Put everything in the records below, from the line containing "List each element" down to the line containing "Bar xyxy=(158,188,173,201)", into a Markdown table. Include both of those lines, leave out blank lines, and use the columns Row (a running number) and Line (the line itself).

>>>

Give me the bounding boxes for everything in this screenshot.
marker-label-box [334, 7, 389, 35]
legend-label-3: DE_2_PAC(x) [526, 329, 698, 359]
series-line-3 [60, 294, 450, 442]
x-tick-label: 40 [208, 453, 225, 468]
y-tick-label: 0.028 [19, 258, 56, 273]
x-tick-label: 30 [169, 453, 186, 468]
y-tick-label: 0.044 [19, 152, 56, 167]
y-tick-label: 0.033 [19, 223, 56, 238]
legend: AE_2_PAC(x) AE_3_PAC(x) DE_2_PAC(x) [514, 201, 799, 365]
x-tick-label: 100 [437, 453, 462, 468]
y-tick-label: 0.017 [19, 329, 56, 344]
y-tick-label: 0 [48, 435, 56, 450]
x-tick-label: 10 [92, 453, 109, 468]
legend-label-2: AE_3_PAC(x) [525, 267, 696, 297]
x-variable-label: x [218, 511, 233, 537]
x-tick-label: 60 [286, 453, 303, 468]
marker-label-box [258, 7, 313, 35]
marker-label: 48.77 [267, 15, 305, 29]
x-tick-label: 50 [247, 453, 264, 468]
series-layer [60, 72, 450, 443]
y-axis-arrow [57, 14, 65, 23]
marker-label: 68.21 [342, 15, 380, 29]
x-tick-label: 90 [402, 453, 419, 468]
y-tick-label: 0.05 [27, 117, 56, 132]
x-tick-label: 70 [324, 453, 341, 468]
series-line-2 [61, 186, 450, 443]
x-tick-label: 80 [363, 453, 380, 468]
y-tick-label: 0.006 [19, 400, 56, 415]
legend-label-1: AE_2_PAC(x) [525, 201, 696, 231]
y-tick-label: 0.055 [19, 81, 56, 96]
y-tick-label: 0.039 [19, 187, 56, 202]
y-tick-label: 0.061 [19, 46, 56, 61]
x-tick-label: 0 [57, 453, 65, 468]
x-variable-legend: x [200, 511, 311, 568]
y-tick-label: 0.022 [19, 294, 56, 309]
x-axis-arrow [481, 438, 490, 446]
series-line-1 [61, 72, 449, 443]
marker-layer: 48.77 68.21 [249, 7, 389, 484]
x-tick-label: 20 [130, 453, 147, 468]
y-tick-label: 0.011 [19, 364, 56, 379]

<<<
>>>

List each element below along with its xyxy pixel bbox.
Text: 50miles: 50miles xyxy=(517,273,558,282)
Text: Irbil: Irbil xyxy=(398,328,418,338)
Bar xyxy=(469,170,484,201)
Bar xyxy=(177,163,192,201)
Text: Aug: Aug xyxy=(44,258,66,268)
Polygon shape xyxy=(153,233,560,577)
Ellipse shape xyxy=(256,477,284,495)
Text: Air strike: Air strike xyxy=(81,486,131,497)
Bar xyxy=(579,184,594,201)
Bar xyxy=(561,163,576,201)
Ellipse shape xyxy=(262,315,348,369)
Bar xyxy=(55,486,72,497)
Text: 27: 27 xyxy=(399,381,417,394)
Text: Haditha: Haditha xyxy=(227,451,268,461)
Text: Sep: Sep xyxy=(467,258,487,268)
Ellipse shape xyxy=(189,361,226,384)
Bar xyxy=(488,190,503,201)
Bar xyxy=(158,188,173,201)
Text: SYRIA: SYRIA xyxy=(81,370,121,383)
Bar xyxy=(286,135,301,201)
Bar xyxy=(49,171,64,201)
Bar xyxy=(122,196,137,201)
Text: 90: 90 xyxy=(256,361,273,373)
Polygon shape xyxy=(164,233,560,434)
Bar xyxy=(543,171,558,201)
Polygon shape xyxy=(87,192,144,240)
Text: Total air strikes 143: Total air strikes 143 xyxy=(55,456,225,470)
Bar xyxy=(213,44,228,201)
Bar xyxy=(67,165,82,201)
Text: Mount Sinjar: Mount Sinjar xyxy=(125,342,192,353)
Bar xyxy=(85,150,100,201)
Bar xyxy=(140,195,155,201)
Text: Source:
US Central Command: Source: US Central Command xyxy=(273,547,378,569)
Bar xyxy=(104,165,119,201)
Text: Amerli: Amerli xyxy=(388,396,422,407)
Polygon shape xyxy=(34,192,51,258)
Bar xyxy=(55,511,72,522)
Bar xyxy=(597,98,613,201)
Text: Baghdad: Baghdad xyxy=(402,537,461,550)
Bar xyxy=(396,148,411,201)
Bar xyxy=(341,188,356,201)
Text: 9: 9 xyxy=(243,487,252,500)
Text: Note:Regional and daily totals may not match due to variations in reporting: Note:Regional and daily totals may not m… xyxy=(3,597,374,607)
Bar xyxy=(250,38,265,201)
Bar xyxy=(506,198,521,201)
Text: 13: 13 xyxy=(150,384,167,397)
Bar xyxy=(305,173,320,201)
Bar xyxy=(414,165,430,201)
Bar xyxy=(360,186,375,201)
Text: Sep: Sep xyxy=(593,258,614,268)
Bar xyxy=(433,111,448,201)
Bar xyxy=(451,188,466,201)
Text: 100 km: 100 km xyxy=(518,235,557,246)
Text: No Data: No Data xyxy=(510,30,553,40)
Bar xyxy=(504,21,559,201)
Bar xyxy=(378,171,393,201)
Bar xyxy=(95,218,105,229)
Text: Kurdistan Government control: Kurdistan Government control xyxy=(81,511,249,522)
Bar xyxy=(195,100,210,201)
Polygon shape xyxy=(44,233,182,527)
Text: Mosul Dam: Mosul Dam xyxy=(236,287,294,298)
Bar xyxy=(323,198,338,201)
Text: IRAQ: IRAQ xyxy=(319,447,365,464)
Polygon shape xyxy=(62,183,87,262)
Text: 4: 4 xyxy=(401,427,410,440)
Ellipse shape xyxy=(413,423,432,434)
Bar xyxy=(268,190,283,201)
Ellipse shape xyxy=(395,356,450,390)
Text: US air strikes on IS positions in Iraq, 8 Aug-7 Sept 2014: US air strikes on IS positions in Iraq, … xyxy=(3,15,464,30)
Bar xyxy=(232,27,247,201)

<<<

Written response ::
| Row | Line |
|---|---|
| 1 | List each element below along with its xyxy pixel bbox. |
| 2 | Text: 50miles: 50miles xyxy=(517,273,558,282) |
| 3 | Text: Irbil: Irbil xyxy=(398,328,418,338) |
| 4 | Bar xyxy=(469,170,484,201) |
| 5 | Bar xyxy=(177,163,192,201) |
| 6 | Text: Aug: Aug xyxy=(44,258,66,268) |
| 7 | Polygon shape xyxy=(153,233,560,577) |
| 8 | Ellipse shape xyxy=(256,477,284,495) |
| 9 | Text: Air strike: Air strike xyxy=(81,486,131,497) |
| 10 | Bar xyxy=(579,184,594,201) |
| 11 | Bar xyxy=(561,163,576,201) |
| 12 | Ellipse shape xyxy=(262,315,348,369) |
| 13 | Bar xyxy=(55,486,72,497) |
| 14 | Text: 27: 27 xyxy=(399,381,417,394) |
| 15 | Text: Haditha: Haditha xyxy=(227,451,268,461) |
| 16 | Text: Sep: Sep xyxy=(467,258,487,268) |
| 17 | Ellipse shape xyxy=(189,361,226,384) |
| 18 | Bar xyxy=(488,190,503,201) |
| 19 | Bar xyxy=(158,188,173,201) |